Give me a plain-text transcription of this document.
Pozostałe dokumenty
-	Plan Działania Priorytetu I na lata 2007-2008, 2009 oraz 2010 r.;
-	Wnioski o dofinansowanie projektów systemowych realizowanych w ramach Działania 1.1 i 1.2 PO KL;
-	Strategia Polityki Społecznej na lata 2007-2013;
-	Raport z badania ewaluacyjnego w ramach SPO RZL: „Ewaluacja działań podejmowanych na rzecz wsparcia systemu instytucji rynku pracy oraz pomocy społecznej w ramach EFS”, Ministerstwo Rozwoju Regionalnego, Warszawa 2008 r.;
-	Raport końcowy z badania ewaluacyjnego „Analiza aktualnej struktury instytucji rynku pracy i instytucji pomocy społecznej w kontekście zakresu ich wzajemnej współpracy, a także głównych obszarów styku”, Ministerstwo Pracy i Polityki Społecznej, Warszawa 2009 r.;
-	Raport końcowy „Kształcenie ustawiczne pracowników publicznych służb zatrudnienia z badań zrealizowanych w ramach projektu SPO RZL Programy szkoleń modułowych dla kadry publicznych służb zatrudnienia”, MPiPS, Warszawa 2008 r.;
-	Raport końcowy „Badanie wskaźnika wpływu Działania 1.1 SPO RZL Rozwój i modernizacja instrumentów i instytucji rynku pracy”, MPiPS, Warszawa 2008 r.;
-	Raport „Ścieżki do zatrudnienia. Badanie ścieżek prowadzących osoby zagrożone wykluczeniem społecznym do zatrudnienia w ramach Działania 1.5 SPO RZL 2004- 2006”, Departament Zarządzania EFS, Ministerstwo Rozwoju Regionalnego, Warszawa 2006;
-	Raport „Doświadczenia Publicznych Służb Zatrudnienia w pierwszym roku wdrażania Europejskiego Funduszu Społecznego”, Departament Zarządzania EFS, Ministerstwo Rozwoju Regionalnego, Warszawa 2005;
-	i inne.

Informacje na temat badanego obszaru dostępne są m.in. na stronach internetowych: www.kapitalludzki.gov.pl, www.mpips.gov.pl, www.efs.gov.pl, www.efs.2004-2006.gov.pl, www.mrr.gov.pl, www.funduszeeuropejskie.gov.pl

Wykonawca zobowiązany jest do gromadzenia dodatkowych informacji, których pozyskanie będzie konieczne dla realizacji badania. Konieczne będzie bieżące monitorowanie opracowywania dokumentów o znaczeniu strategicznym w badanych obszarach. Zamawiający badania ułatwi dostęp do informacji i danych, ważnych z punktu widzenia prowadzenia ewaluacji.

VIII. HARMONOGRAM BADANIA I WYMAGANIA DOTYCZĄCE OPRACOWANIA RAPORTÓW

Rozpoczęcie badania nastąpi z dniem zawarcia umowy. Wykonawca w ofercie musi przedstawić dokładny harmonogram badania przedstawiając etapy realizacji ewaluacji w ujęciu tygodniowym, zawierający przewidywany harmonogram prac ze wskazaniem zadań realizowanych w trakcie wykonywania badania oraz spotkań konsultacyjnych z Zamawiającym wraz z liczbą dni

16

+--

## Short task
Output all of the material exactly as written.

## Solution for this exercise
Give me a plain-text transcription of this document.
Pozostałe dokumenty
-	Plan Działania Priorytetu I na lata 2007-2008, 2009 oraz 2010 r.;
-	Wnioski o dofinansowanie projektów systemowych realizowanych w ramach Działania 1.1 i 1.2 PO KL;
-	Strategia Polityki Społecznej na lata 2007-2013;
-	Raport z badania ewaluacyjnego w ramach SPO RZL: „Ewaluacja działań podejmowanych na rzecz wsparcia systemu instytucji rynku pracy oraz pomocy społecznej w ramach EFS”, Ministerstwo Rozwoju Regionalnego, Warszawa 2008 r.;
-	Raport końcowy z badania ewaluacyjnego „Analiza aktualnej struktury instytucji rynku pracy i instytucji pomocy społecznej w kontekście zakresu ich wzajemnej współpracy, a także głównych obszarów styku”, Ministerstwo Pracy i Polityki Społecznej, Warszawa 2009 r.;
-	Raport końcowy „Kształcenie ustawiczne pracowników publicznych służb zatrudnienia z badań zrealizowanych w ramach projektu SPO RZL Programy szkoleń modułowych dla kadry publicznych służb zatrudnienia”, MPiPS, Warszawa 2008 r.;
-	Raport końcowy „Badanie wskaźnika wpływu Działania 1.1 SPO RZL Rozwój i modernizacja instrumentów i instytucji rynku pracy”, MPiPS, Warszawa 2008 r.;
-	Raport „Ścieżki do zatrudnienia. Badanie ścieżek prowadzących osoby zagrożone wykluczeniem społecznym do zatrudnienia w ramach Działania 1.5 SPO RZL 2004- 2006”, Departament Zarządzania EFS, Ministerstwo Rozwoju Regionalnego, Warszawa 2006;
-	Raport „Doświadczenia Publicznych Służb Zatrudnienia w pierwszym roku wdrażania Europejskiego Funduszu Społecznego”, Departament Zarządzania EFS, Ministerstwo Rozwoju Regionalnego, Warszawa 2005;
-	i inne.

Informacje na temat badanego obszaru dostępne są m.in. na stronach internetowych: www.kapitalludzki.gov.pl, www.mpips.gov.pl, www.efs.gov.pl, www.efs.2004-2006.gov.pl, www.mrr.gov.pl, www.funduszeeuropejskie.gov.pl

Wykonawca zobowiązany jest do gromadzenia dodatkowych informacji, których pozyskanie będzie konieczne dla realizacji badania. Konieczne będzie bieżące monitorowanie opracowywania dokumentów o znaczeniu strategicznym w badanych obszarach. Zamawiający badania ułatwi dostęp do informacji i danych, ważnych z punktu widzenia prowadzenia ewaluacji.

VIII. HARMONOGRAM BADANIA I WYMAGANIA DOTYCZĄCE OPRACOWANIA RAPORTÓW

Rozpoczęcie badania nastąpi z dniem zawarcia umowy. Wykonawca w ofercie musi przedstawić dokładny harmonogram badania przedstawiając etapy realizacji ewaluacji w ujęciu tygodniowym, zawierający przewidywany harmonogram prac ze wskazaniem zadań realizowanych w trakcie wykonywania badania oraz spotkań konsultacyjnych z Zamawiającym wraz z liczbą dni

16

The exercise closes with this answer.